→ **WHAT TO WORK ON**:
Extract each line containing the string "properties".

(Data records)
********

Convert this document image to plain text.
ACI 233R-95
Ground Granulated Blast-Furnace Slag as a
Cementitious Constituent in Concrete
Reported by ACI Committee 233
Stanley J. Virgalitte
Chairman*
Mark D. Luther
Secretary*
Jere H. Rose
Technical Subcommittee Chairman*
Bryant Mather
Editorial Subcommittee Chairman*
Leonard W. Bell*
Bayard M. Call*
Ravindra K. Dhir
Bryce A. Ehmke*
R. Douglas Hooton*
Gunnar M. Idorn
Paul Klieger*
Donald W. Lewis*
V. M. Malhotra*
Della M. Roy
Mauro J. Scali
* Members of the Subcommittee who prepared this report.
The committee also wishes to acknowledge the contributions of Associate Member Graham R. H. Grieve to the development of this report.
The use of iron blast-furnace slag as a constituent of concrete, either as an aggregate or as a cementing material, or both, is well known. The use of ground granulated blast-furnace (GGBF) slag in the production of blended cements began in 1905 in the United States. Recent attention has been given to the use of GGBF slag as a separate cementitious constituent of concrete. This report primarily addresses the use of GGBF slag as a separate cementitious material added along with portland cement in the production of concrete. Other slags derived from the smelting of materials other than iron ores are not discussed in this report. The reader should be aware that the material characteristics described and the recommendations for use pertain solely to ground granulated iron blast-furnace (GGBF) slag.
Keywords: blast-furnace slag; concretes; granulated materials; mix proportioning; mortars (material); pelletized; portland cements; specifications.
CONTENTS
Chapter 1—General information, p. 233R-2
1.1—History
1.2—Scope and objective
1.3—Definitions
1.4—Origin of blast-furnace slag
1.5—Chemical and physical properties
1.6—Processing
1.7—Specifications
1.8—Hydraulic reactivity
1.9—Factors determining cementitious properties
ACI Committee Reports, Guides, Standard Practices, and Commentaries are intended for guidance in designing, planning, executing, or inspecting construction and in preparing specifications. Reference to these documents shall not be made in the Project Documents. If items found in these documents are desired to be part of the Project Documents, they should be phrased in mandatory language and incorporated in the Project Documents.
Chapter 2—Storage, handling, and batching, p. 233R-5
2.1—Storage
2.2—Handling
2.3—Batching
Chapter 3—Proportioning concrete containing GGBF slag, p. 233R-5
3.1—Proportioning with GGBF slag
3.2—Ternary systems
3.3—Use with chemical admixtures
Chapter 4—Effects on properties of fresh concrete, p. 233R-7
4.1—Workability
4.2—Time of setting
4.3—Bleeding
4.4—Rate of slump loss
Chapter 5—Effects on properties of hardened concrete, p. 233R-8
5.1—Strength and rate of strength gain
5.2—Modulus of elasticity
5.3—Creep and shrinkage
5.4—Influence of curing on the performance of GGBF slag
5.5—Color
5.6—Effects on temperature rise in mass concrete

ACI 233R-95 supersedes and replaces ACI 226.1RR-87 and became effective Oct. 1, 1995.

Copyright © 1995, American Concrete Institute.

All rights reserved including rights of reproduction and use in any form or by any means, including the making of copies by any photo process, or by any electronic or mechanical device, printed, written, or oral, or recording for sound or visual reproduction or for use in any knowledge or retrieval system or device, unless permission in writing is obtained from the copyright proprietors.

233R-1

********

→ **ANSWER FOR THIS EXERCISE**:
1.5—Chemical and physical properties
1.9—Factors determining cementitious properties
Chapter 4—Effects on properties of fresh concrete, p. 233R-7
Chapter 5—Effects on properties of hardened concrete, p. 233R-8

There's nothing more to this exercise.